Data provided:
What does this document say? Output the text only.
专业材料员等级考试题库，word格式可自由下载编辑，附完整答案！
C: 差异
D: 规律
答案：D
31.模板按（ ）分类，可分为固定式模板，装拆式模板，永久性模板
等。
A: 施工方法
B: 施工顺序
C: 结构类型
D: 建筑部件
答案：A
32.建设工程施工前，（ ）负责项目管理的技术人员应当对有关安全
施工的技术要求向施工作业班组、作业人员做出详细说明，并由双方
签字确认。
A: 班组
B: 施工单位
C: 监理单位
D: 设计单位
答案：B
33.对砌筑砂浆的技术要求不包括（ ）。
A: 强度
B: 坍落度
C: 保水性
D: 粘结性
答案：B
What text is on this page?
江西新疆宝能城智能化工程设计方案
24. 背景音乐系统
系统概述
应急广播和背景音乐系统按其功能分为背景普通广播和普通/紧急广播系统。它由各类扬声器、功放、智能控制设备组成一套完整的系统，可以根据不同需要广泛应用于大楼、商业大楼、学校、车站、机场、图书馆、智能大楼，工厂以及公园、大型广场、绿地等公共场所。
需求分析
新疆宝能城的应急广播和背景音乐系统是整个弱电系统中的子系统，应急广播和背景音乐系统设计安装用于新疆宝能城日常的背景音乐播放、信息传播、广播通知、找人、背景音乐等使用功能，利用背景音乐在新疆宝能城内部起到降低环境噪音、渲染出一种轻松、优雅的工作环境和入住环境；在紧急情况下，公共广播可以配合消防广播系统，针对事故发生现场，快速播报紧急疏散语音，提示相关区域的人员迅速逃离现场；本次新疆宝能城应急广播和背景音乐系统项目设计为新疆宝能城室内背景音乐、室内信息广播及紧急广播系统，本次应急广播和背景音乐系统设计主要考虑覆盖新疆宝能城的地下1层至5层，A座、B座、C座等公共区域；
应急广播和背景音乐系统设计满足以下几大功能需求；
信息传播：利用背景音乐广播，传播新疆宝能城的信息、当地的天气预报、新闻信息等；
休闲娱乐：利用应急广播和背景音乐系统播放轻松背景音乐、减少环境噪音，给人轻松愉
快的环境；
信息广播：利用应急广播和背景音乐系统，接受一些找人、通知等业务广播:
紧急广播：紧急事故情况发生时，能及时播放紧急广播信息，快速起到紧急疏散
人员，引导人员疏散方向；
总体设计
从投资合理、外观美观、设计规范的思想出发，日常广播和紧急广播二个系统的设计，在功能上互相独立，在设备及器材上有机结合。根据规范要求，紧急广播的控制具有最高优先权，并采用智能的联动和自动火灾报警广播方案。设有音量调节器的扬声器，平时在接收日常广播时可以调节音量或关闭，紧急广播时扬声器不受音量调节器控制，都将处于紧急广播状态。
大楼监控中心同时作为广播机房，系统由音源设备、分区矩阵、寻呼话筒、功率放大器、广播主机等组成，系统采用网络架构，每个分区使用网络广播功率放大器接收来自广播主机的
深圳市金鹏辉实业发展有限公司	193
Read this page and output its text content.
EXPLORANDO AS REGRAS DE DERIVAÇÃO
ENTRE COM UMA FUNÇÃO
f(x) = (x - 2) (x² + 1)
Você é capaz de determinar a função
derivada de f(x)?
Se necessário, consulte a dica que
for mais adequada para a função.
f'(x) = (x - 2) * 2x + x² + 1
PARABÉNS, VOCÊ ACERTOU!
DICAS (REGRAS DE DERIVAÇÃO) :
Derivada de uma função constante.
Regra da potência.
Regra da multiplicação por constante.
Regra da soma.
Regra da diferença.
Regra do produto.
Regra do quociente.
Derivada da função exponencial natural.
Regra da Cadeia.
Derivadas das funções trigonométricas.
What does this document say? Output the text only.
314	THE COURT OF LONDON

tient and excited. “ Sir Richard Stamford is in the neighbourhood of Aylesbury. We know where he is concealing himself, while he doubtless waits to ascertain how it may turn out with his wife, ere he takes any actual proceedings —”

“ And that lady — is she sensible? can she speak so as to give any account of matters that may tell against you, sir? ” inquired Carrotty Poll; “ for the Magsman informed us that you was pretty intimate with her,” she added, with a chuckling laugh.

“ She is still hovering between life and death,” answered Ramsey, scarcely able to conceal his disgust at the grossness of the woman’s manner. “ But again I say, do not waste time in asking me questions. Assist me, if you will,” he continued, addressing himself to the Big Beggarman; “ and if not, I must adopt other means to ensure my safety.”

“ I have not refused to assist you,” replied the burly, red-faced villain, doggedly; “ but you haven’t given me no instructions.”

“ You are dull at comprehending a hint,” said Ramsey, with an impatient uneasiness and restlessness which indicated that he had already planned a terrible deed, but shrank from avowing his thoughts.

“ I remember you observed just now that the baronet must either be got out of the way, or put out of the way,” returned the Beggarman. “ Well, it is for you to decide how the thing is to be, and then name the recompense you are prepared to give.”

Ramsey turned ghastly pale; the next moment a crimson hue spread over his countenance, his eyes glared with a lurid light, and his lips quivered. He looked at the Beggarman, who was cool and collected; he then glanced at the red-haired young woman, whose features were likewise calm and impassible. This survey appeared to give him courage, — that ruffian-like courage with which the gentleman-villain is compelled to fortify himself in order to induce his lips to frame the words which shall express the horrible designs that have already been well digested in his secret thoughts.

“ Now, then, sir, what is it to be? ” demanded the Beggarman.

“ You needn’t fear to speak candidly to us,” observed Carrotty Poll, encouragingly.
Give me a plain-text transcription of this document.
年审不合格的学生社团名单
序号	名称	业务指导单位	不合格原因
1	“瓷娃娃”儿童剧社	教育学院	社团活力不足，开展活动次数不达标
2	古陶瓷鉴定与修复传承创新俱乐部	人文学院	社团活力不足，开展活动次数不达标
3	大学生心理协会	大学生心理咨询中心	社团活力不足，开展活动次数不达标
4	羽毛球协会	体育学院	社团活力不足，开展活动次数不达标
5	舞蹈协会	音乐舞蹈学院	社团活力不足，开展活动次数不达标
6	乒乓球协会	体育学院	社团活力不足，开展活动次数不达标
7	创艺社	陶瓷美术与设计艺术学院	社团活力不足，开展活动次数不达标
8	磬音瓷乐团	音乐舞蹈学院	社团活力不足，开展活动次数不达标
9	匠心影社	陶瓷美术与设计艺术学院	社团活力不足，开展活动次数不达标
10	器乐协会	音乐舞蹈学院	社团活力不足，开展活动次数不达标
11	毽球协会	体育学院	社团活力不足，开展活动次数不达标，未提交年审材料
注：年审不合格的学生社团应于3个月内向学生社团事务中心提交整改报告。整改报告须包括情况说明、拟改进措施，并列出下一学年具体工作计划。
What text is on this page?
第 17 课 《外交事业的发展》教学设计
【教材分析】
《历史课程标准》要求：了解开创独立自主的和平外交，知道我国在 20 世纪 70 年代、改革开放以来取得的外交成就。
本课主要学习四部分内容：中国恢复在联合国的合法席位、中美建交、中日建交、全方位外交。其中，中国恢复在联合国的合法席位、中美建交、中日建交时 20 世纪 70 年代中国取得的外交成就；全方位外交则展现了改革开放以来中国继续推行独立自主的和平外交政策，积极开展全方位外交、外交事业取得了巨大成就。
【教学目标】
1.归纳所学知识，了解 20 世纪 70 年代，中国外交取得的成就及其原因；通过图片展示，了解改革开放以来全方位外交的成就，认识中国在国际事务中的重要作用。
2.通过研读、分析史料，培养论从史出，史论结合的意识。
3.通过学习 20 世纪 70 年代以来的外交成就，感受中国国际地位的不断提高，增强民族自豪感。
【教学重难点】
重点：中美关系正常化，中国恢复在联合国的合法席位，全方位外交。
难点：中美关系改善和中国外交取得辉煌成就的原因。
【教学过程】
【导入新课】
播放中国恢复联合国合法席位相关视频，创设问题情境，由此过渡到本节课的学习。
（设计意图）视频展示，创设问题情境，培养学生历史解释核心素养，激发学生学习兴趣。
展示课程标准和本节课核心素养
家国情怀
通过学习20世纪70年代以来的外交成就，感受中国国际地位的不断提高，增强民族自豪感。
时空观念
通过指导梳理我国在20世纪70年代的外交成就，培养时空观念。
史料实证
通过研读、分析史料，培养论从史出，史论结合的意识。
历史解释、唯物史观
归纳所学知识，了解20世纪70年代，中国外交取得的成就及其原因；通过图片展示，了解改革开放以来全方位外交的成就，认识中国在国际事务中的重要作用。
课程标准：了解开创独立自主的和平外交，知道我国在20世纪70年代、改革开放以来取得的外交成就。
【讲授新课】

What the exercise asks:
Collect each line of the entries that has the word "then", copying it in full.

Expected answer:
“ I remember you observed just now that the baronet must either be got out of the way, or put out of the way,” returned the Beggarman. “ Well, it is for you to decide how the thing is to be, and then name the recompense you are prepared to give.”
Ramsey turned ghastly pale; the next moment a crimson hue spread over his countenance, his eyes glared with a lurid light, and his lips quivered. He looked at the Beggarman, who was cool and collected; he then glanced at the red-haired young woman, whose features were likewise calm and impassible. This survey appeared to give him courage, — that ruffian-like courage with which the gentleman-villain is compelled to fortify himself in order to induce his lips to frame the words which shall express the horrible designs that have already been well digested in his secret thoughts.
“ Now, then, sir, what is it to be? ” demanded the Beggarman.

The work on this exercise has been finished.